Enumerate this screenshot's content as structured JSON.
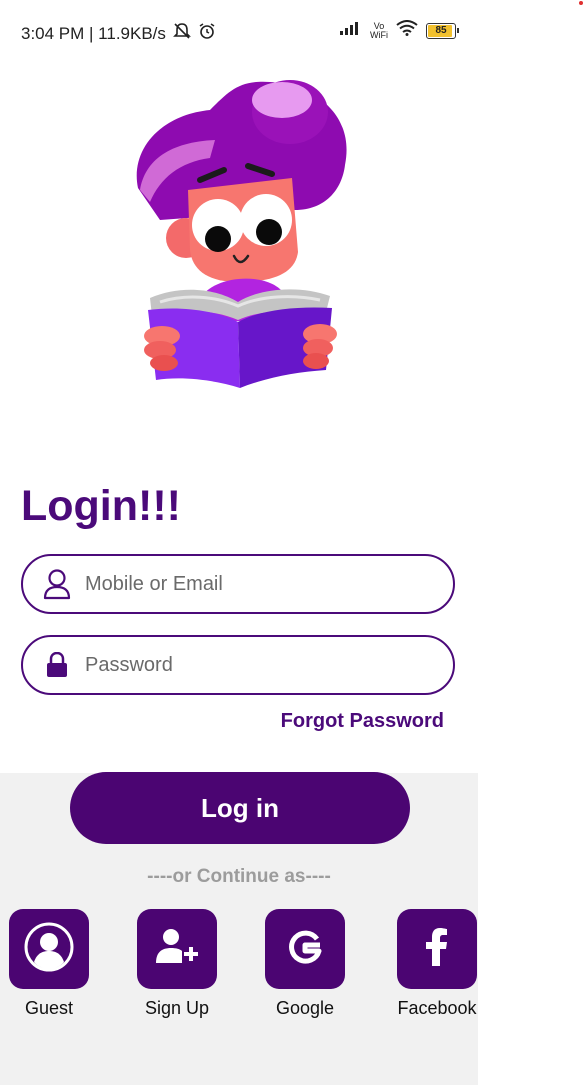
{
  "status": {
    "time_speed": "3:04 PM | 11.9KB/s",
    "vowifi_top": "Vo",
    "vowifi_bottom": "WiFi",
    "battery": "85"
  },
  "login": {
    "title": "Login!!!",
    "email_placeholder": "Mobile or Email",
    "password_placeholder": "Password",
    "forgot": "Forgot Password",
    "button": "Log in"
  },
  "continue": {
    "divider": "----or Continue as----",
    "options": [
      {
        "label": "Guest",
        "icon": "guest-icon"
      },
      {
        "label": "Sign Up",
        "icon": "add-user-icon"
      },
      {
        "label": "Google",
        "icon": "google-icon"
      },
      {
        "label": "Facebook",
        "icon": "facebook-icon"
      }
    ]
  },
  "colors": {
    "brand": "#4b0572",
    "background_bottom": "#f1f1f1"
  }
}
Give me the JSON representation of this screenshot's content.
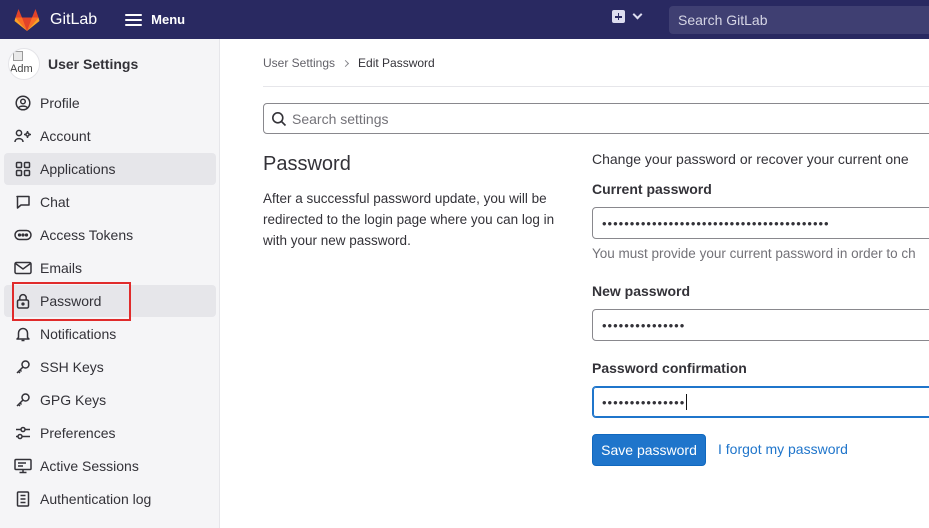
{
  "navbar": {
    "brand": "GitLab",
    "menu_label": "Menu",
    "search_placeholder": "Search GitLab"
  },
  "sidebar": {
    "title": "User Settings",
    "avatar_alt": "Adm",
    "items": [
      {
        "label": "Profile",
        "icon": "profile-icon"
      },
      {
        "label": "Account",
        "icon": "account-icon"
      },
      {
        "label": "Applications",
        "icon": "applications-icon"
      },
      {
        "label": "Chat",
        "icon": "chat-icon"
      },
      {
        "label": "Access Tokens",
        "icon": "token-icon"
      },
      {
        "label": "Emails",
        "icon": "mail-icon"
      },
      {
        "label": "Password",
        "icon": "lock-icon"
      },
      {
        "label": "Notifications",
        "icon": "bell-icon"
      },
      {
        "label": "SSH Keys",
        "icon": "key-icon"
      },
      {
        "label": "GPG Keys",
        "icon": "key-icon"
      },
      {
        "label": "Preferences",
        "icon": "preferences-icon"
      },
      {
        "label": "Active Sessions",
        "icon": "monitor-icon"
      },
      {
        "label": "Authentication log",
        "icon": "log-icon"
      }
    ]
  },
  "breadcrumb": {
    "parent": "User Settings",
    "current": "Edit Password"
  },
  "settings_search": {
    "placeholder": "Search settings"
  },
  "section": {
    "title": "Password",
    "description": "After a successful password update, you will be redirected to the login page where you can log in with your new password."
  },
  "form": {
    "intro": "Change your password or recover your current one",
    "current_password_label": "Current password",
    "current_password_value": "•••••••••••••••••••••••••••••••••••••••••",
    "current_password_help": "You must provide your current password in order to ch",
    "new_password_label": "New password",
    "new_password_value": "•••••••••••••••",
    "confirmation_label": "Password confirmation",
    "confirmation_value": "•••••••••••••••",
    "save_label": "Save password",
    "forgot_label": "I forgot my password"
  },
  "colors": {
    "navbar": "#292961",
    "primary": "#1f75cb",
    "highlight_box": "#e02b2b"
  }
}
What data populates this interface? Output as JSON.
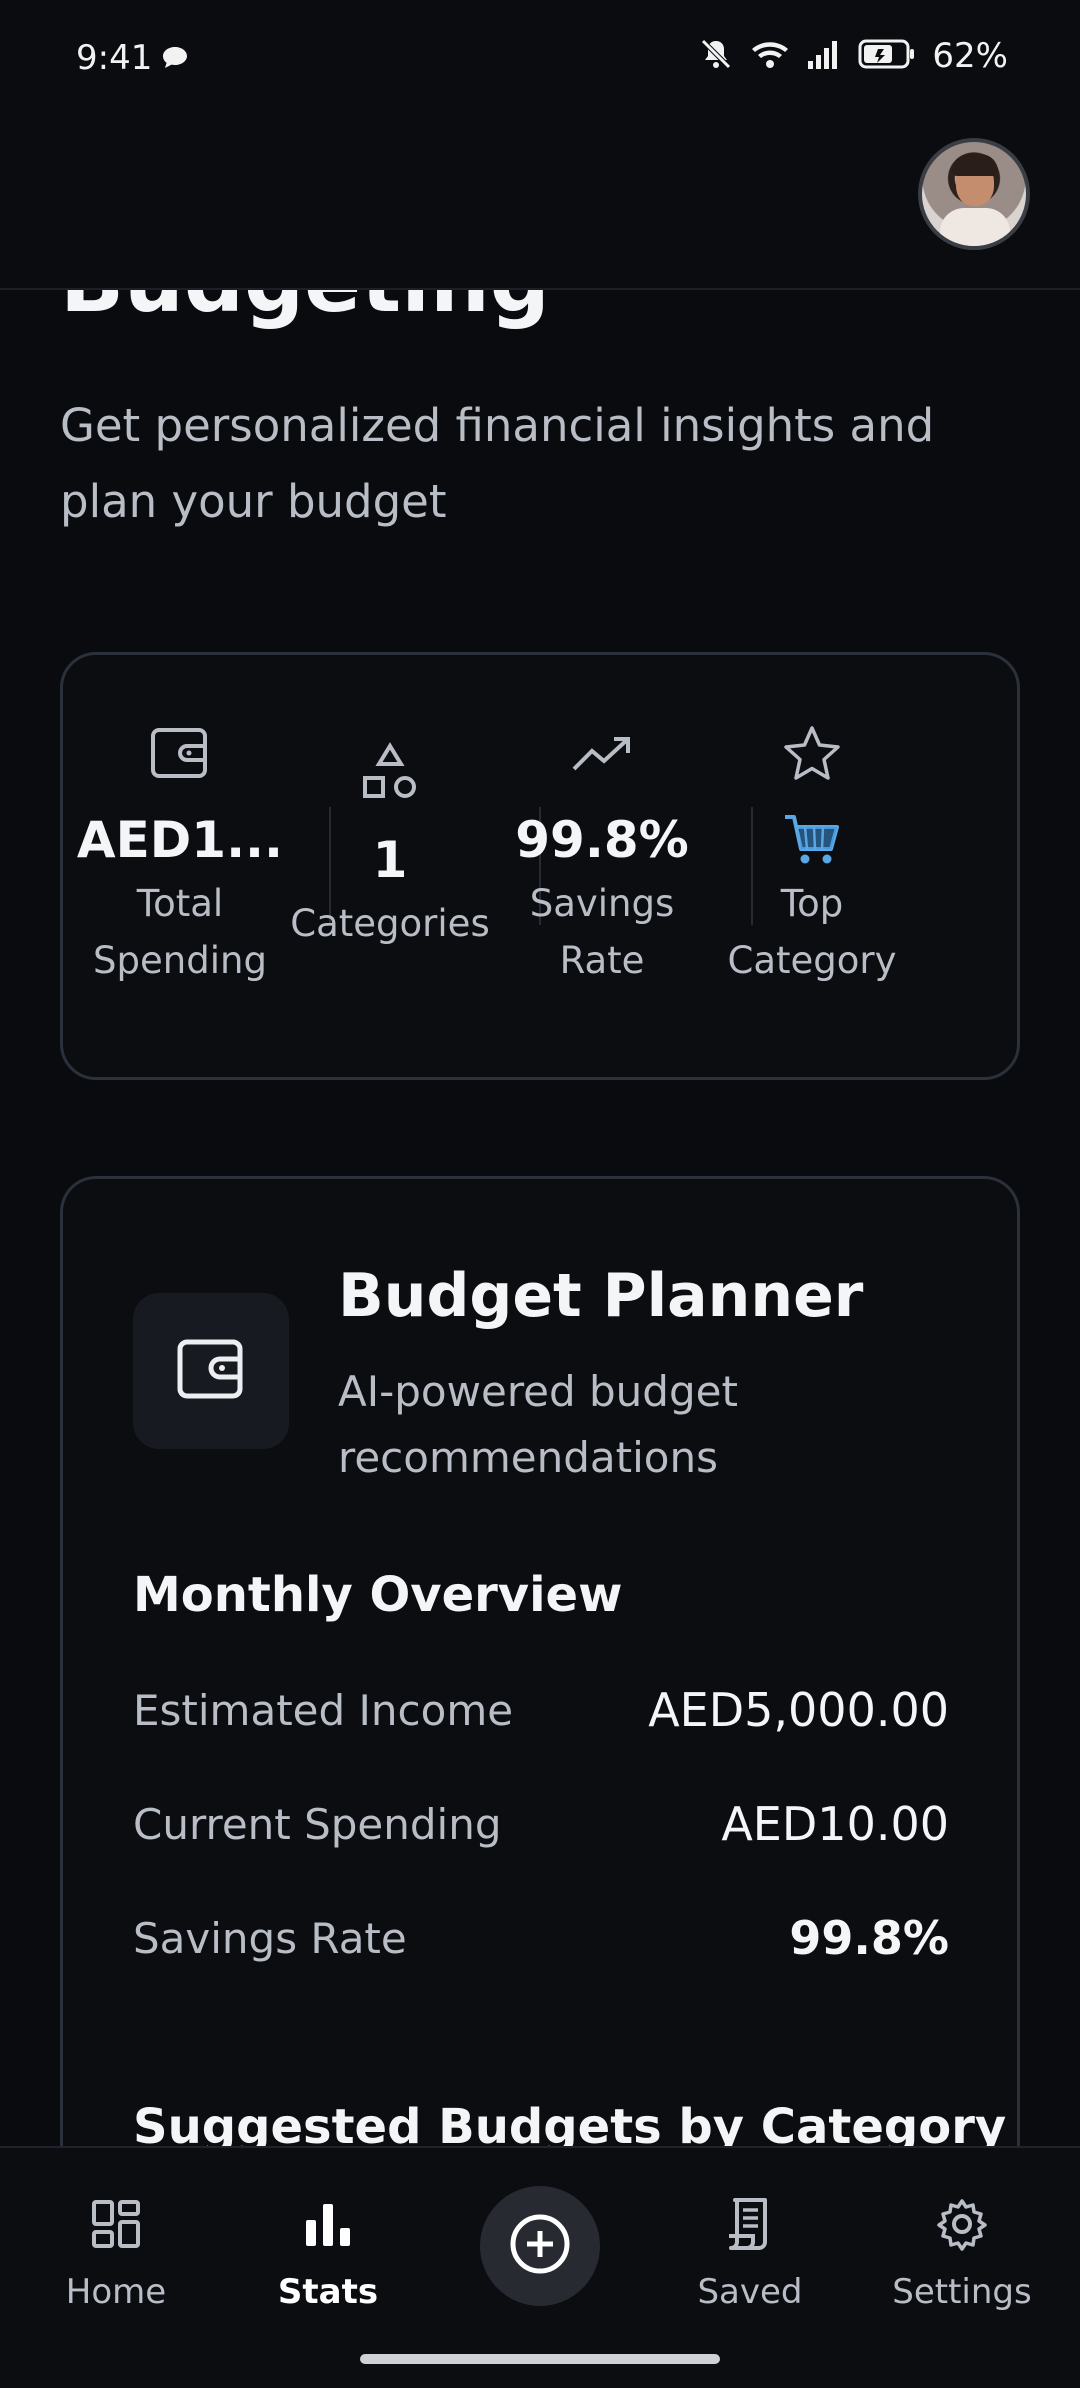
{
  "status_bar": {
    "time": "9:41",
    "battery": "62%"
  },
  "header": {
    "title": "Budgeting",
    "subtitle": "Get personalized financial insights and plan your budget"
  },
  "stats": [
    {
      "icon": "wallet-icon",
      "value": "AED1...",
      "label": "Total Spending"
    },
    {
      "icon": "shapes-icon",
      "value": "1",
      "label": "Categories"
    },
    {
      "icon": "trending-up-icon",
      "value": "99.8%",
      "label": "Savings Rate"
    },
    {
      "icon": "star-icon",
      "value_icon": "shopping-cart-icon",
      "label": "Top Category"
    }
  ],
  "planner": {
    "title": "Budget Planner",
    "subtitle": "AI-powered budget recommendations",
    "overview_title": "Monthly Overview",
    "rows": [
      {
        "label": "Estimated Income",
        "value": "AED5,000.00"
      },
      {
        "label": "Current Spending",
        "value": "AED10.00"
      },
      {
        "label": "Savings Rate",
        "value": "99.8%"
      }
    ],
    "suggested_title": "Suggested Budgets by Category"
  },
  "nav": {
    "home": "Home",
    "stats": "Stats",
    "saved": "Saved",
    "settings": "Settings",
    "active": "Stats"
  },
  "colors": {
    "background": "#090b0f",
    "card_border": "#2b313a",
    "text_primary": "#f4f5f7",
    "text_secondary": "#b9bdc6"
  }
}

==*==

## Goal
Copy the listing in full and without alteration, omitting every picture.

## Full output
Enumerate this screenshot's content as structured JSON.
{
  "status": {
    "time_speed": "3:04 PM | 11.9KB/s",
    "vowifi_top": "Vo",
    "vowifi_bottom": "WiFi",
    "battery": "85"
  },
  "login": {
    "title": "Login!!!",
    "email_placeholder": "Mobile or Email",
    "password_placeholder": "Password",
    "forgot": "Forgot Password",
    "button": "Log in"
  },
  "continue": {
    "divider": "----or Continue as----",
    "options": [
      {
        "label": "Guest",
        "icon": "guest-icon"
      },
      {
        "label": "Sign Up",
        "icon": "add-user-icon"
      },
      {
        "label": "Google",
        "icon": "google-icon"
      },
      {
        "label": "Facebook",
        "icon": "facebook-icon"
      }
    ]
  },
  "colors": {
    "brand": "#4b0572",
    "background_bottom": "#f1f1f1"
  }
}
Give me the JSON representation of this screenshot's content.
{
  "navbar": {
    "brand": "GitLab",
    "menu_label": "Menu",
    "search_placeholder": "Search GitLab"
  },
  "sidebar": {
    "title": "User Settings",
    "avatar_alt": "Adm",
    "items": [
      {
        "label": "Profile",
        "icon": "profile-icon"
      },
      {
        "label": "Account",
        "icon": "account-icon"
      },
      {
        "label": "Applications",
        "icon": "applications-icon"
      },
      {
        "label": "Chat",
        "icon": "chat-icon"
      },
      {
        "label": "Access Tokens",
        "icon": "token-icon"
      },
      {
        "label": "Emails",
        "icon": "mail-icon"
      },
      {
        "label": "Password",
        "icon": "lock-icon"
      },
      {
        "label": "Notifications",
        "icon": "bell-icon"
      },
      {
        "label": "SSH Keys",
        "icon": "key-icon"
      },
      {
        "label": "GPG Keys",
        "icon": "key-icon"
      },
      {
        "label": "Preferences",
        "icon": "preferences-icon"
      },
      {
        "label": "Active Sessions",
        "icon": "monitor-icon"
      },
      {
        "label": "Authentication log",
        "icon": "log-icon"
      }
    ]
  },
  "breadcrumb": {
    "parent": "User Settings",
    "current": "Edit Password"
  },
  "settings_search": {
    "placeholder": "Search settings"
  },
  "section": {
    "title": "Password",
    "description": "After a successful password update, you will be redirected to the login page where you can log in with your new password."
  },
  "form": {
    "intro": "Change your password or recover your current one",
    "current_password_label": "Current password",
    "current_password_value": "•••••••••••••••••••••••••••••••••••••••••",
    "current_password_help": "You must provide your current password in order to ch",
    "new_password_label": "New password",
    "new_password_value": "•••••••••••••••",
    "confirmation_label": "Password confirmation",
    "confirmation_value": "•••••••••••••••",
    "save_label": "Save password",
    "forgot_label": "I forgot my password"
  },
  "colors": {
    "navbar": "#292961",
    "primary": "#1f75cb",
    "highlight_box": "#e02b2b"
  }
}
What data populates this interface? Output as JSON.
{
  "status_bar": {
    "time": "9:41",
    "battery": "62%"
  },
  "header": {
    "title": "Budgeting",
    "subtitle": "Get personalized financial insights and plan your budget"
  },
  "stats": [
    {
      "icon": "wallet-icon",
      "value": "AED1...",
      "label": "Total Spending"
    },
    {
      "icon": "shapes-icon",
      "value": "1",
      "label": "Categories"
    },
    {
      "icon": "trending-up-icon",
      "value": "99.8%",
      "label": "Savings Rate"
    },
    {
      "icon": "star-icon",
      "value_icon": "shopping-cart-icon",
      "label": "Top Category"
    }
  ],
  "planner": {
    "title": "Budget Planner",
    "subtitle": "AI-powered budget recommendations",
    "overview_title": "Monthly Overview",
    "rows": [
      {
        "label": "Estimated Income",
        "value": "AED5,000.00"
      },
      {
        "label": "Current Spending",
        "value": "AED10.00"
      },
      {
        "label": "Savings Rate",
        "value": "99.8%"
      }
    ],
    "suggested_title": "Suggested Budgets by Category"
  },
  "nav": {
    "home": "Home",
    "stats": "Stats",
    "saved": "Saved",
    "settings": "Settings",
    "active": "Stats"
  },
  "colors": {
    "background": "#090b0f",
    "card_border": "#2b313a",
    "text_primary": "#f4f5f7",
    "text_secondary": "#b9bdc6"
  }
}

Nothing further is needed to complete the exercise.